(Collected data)
##########

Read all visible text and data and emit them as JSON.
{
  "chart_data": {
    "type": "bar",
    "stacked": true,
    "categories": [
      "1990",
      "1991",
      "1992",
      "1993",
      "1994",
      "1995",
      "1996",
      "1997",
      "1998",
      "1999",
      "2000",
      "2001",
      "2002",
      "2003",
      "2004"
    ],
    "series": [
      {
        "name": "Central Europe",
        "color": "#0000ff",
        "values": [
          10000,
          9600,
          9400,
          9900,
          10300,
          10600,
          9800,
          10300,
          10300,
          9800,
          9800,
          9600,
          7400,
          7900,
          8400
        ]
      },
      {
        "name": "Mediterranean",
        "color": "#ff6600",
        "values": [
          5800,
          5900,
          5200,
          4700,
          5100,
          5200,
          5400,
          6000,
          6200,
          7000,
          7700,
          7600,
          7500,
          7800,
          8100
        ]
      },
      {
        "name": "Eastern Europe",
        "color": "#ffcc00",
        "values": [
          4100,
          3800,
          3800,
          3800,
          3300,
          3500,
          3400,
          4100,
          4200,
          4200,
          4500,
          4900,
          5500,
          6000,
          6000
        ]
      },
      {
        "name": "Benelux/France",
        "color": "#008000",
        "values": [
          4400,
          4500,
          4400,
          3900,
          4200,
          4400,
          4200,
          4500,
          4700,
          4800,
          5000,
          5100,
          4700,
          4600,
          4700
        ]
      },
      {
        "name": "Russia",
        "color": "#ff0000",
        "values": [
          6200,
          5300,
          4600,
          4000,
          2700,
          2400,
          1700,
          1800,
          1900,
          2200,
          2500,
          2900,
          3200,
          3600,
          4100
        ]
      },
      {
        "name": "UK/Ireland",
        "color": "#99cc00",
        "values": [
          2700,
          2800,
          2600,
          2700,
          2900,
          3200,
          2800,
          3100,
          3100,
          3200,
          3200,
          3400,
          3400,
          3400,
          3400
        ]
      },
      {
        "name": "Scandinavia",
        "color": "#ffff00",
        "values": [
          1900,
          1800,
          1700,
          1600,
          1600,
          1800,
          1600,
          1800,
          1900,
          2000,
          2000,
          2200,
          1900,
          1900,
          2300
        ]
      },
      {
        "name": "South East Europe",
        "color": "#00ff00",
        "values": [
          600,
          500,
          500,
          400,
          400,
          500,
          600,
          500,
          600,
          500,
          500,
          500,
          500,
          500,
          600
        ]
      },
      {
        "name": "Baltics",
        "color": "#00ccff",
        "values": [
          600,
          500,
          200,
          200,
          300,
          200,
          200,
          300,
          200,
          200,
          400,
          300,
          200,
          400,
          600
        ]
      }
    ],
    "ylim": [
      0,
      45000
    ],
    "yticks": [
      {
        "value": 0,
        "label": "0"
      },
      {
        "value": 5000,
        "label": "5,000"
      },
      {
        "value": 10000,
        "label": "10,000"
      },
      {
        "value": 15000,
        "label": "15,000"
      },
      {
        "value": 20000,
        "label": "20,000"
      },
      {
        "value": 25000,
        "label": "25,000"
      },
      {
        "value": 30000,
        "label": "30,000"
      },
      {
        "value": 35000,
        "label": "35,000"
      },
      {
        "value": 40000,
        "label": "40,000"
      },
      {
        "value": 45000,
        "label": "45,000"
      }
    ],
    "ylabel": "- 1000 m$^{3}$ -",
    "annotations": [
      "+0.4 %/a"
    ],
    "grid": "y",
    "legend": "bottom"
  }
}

##########

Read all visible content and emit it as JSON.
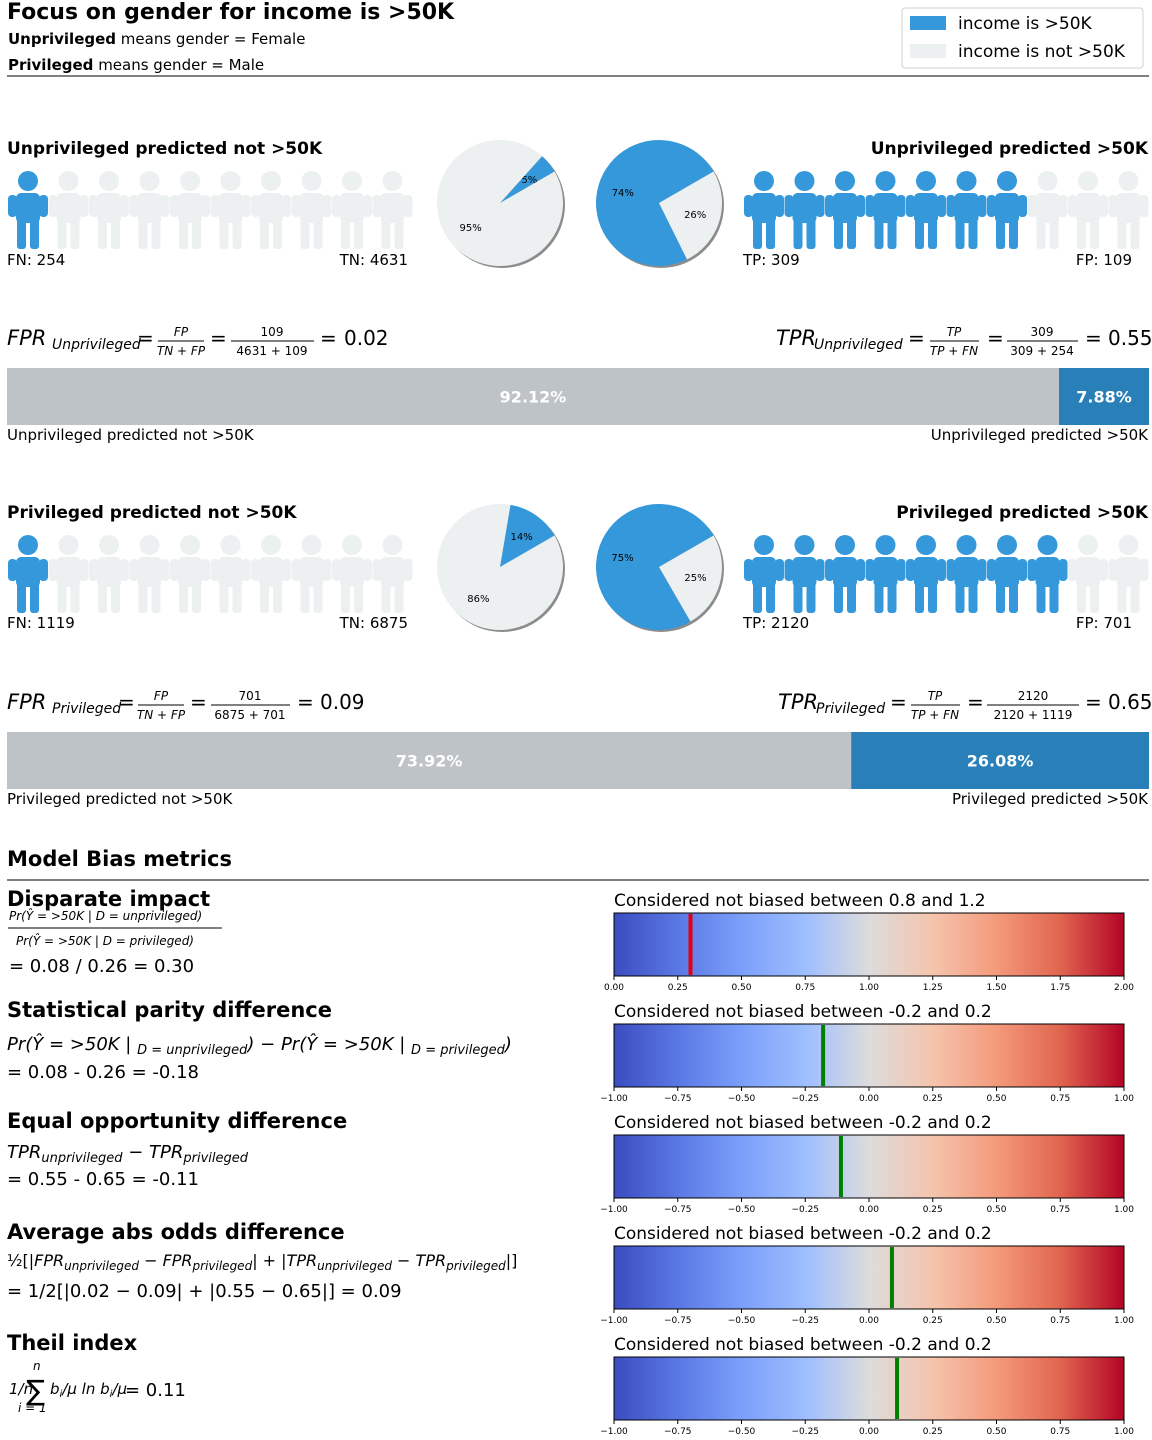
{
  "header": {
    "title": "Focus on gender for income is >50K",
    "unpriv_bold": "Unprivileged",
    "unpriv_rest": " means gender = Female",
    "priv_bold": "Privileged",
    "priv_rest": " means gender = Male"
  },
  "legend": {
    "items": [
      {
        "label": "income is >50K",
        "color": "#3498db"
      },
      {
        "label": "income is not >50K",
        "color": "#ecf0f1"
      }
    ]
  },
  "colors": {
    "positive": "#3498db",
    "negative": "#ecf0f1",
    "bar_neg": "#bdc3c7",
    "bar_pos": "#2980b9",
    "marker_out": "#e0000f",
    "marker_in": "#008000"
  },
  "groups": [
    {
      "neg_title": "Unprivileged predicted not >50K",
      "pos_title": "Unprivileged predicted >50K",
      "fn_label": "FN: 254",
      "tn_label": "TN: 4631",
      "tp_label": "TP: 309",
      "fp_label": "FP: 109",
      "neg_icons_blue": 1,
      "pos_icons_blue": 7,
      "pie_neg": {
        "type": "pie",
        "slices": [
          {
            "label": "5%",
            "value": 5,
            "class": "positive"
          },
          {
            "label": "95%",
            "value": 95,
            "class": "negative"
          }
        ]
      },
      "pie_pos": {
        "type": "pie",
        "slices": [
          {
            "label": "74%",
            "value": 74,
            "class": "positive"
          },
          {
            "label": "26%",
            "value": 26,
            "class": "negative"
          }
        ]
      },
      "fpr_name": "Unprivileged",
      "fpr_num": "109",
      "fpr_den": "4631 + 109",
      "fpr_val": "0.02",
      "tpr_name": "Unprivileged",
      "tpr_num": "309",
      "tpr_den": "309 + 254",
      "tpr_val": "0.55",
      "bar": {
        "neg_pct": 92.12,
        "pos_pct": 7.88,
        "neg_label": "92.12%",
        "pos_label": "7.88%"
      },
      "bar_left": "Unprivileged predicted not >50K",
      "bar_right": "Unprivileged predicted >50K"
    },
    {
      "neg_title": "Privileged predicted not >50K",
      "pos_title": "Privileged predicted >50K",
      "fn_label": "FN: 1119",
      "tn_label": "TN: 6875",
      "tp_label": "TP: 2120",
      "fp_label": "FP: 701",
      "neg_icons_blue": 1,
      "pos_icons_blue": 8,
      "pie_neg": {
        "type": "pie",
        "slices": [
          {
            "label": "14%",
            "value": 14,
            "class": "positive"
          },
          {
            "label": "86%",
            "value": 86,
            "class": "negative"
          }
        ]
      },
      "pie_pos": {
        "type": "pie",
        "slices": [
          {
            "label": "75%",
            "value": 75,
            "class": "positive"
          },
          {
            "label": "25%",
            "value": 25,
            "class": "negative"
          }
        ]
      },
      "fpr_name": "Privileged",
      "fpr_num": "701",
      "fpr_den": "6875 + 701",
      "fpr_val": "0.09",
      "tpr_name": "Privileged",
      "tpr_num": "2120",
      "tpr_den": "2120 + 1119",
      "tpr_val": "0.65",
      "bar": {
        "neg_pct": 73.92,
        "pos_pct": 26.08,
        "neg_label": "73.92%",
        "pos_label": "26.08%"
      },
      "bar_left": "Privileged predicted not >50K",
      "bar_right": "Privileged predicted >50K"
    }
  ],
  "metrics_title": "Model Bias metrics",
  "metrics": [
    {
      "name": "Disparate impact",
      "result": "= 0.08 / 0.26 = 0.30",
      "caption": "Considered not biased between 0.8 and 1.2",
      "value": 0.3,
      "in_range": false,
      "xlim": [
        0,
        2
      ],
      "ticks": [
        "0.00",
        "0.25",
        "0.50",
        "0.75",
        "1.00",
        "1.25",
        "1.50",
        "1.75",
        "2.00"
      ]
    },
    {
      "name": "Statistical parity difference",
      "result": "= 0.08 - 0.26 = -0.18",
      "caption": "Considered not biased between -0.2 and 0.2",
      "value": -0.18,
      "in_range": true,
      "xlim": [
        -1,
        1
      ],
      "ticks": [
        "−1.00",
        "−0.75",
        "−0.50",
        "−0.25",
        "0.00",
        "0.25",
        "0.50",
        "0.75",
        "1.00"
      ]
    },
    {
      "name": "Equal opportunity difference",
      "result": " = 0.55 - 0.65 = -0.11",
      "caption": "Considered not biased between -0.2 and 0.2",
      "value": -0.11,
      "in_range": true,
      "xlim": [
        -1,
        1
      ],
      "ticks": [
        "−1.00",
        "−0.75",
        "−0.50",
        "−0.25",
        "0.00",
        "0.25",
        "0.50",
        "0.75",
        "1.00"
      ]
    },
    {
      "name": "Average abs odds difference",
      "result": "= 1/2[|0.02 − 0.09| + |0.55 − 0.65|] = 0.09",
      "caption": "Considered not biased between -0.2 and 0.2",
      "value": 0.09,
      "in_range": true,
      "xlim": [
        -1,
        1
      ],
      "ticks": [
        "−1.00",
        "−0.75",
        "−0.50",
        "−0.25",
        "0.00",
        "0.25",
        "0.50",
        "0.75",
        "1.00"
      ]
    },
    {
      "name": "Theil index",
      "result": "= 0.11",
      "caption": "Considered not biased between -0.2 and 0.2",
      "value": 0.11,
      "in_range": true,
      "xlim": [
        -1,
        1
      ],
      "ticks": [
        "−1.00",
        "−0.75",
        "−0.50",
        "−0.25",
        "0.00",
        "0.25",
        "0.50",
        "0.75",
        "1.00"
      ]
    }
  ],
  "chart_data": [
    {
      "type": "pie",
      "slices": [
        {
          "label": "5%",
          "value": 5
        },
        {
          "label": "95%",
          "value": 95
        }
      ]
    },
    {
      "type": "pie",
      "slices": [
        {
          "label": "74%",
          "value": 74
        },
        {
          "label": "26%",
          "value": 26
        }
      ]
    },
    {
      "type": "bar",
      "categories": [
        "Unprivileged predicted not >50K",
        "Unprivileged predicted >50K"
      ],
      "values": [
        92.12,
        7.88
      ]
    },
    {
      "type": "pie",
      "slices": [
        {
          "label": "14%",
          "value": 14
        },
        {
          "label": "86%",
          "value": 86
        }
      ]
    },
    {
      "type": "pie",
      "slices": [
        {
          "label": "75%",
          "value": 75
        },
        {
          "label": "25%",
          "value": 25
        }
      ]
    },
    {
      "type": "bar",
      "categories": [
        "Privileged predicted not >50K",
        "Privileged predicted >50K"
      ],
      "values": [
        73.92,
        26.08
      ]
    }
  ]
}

##########

STATED GOAL: Collect the lines that hold "gender".

SOLUTION:
    "title": "Focus on gender for income is >50K",
    "unpriv_rest": " means gender = Female",
    "priv_rest": " means gender = Male"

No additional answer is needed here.